§ Stated exercise
In the data below, find each line containing the string "polityki" and return it.

Start Material shown

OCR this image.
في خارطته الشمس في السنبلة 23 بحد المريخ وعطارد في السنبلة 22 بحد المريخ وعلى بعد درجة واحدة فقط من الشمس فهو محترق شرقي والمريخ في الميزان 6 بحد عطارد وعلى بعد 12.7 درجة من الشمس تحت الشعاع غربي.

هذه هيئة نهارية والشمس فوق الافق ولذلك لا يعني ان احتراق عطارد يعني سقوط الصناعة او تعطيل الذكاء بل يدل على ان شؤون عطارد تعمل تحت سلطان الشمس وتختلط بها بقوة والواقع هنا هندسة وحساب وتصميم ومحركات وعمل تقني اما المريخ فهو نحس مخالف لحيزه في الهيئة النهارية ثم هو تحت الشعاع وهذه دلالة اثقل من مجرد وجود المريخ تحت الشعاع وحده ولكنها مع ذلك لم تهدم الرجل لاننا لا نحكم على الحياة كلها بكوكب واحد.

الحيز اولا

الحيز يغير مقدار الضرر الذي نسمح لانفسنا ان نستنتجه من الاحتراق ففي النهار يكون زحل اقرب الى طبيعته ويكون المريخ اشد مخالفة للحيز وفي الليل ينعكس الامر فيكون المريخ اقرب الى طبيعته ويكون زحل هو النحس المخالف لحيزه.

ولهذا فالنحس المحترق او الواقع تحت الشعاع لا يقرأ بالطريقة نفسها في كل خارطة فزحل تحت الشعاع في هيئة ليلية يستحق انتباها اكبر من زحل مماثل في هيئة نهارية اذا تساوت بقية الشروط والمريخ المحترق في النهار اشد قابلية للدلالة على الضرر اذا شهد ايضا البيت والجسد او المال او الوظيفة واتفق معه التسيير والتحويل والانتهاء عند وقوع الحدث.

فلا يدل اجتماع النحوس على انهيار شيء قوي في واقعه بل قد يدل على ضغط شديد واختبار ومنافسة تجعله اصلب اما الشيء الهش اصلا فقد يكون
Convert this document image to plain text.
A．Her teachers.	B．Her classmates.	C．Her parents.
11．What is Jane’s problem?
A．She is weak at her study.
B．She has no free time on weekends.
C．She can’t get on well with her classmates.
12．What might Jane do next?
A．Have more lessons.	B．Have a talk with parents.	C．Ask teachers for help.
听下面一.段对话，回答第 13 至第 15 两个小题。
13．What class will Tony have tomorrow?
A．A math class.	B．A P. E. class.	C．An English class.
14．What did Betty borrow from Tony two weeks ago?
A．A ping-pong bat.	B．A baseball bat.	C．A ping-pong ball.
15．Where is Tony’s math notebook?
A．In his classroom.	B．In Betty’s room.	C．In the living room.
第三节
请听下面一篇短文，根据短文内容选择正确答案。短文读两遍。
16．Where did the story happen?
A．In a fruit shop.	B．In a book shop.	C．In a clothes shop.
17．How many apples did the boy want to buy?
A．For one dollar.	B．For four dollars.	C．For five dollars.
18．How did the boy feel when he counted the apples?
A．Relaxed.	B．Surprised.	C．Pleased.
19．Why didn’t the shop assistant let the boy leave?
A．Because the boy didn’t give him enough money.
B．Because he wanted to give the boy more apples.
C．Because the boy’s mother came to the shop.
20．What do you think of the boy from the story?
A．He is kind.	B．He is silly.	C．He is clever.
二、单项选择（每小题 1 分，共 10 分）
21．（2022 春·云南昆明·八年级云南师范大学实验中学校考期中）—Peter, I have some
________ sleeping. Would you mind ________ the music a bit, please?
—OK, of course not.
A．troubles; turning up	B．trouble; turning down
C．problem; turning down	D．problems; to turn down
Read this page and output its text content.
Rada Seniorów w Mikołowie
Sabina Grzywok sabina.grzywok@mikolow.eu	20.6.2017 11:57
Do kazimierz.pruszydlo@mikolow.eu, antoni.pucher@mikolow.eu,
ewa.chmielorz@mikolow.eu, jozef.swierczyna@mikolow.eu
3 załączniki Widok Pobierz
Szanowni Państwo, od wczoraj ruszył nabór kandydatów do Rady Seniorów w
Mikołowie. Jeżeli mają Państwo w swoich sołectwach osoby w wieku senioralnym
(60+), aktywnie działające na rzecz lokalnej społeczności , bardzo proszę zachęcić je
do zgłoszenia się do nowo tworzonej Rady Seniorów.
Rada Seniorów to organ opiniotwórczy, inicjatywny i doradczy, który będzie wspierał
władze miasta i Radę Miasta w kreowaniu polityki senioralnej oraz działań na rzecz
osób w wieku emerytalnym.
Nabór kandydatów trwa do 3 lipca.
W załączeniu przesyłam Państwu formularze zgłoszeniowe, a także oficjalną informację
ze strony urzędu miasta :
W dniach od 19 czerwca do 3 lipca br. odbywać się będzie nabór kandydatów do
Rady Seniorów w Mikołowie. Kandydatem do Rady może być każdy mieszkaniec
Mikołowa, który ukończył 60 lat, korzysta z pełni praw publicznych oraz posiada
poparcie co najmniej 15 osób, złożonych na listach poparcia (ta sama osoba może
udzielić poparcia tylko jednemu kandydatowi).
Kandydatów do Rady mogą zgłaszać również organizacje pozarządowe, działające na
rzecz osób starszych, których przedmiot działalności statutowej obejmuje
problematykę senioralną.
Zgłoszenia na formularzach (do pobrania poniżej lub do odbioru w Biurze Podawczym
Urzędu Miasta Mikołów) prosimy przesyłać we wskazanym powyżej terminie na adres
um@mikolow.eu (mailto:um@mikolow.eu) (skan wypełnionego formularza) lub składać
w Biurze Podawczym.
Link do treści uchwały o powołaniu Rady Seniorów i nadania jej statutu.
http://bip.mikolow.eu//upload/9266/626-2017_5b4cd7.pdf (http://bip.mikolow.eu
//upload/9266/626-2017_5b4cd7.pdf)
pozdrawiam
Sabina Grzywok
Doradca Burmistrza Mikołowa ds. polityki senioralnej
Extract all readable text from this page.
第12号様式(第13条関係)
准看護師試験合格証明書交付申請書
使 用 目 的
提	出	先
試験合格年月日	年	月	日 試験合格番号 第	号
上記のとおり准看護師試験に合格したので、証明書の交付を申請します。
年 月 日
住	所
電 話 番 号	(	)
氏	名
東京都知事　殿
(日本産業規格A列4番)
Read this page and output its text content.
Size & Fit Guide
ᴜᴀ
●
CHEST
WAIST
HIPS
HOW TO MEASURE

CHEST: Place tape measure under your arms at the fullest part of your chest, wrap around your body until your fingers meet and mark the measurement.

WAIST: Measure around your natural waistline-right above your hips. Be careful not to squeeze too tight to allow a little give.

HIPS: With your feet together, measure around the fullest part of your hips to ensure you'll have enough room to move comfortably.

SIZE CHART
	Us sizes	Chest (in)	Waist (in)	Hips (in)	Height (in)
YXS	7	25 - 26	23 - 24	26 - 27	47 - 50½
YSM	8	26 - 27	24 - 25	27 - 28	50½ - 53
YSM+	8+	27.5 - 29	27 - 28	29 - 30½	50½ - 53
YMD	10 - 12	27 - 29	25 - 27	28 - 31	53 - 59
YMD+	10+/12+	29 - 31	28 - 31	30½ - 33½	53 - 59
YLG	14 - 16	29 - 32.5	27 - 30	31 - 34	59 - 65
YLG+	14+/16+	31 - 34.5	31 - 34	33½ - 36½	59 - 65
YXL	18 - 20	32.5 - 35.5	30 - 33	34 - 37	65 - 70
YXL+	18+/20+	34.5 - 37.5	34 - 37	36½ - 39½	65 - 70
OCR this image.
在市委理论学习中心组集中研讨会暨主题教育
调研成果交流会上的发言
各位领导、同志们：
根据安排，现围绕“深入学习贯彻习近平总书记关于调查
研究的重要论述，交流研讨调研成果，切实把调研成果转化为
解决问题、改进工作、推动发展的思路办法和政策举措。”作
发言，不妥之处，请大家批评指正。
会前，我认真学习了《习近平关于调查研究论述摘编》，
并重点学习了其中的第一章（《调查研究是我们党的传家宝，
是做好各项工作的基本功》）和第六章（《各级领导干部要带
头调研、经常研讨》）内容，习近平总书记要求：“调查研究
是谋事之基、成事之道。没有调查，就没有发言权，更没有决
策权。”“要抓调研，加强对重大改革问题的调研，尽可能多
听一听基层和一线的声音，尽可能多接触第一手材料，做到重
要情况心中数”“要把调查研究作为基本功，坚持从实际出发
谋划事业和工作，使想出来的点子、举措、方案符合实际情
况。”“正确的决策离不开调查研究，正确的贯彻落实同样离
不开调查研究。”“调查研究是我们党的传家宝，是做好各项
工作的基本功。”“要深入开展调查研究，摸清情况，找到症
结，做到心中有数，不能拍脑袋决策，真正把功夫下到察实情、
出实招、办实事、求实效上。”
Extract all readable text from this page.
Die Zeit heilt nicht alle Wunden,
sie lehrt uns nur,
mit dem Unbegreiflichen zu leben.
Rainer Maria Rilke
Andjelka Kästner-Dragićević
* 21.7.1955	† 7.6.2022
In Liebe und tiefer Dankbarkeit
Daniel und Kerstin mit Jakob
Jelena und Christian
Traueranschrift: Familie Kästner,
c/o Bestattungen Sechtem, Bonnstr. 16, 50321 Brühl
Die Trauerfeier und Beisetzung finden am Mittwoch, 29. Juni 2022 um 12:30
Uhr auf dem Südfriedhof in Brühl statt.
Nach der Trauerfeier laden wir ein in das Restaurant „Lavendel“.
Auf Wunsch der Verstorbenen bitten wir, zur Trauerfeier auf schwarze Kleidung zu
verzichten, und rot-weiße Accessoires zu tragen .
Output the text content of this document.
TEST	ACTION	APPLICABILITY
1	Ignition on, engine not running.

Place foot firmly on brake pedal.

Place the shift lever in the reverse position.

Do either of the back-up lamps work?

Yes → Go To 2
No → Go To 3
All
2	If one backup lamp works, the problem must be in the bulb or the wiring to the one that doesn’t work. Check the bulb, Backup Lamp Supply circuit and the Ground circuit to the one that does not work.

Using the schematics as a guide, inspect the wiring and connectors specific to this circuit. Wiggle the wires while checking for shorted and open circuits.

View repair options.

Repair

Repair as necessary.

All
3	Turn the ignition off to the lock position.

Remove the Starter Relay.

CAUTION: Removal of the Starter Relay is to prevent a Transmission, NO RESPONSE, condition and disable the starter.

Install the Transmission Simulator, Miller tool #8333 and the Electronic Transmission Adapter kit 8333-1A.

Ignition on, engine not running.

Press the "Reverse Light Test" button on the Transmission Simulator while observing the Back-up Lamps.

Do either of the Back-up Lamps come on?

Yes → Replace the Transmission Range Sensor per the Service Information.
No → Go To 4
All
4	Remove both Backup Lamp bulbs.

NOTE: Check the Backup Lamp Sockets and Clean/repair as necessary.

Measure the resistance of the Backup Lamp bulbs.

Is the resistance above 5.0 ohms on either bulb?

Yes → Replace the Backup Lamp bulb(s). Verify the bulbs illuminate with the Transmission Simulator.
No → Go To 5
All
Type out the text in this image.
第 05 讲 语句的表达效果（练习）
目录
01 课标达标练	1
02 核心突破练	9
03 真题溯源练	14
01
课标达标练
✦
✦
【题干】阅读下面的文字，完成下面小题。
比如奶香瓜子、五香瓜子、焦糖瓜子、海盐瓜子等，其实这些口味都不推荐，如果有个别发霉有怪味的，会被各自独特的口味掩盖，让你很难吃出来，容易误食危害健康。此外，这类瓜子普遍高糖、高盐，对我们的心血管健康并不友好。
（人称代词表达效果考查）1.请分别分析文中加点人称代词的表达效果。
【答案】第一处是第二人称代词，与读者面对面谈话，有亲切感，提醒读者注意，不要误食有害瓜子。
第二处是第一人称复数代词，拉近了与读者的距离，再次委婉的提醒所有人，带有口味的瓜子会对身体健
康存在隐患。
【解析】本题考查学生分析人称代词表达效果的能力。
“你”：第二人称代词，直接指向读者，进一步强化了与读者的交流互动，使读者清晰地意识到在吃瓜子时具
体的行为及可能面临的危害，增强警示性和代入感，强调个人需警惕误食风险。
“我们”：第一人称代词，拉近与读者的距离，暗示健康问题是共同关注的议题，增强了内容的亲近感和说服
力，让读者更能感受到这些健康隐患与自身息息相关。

End Material shown

§ Finished exercise
władze miasta i Radę Miasta w kreowaniu polityki senioralnej oraz działań na rzecz
Doradca Burmistrza Mikołowa ds. polityki senioralnej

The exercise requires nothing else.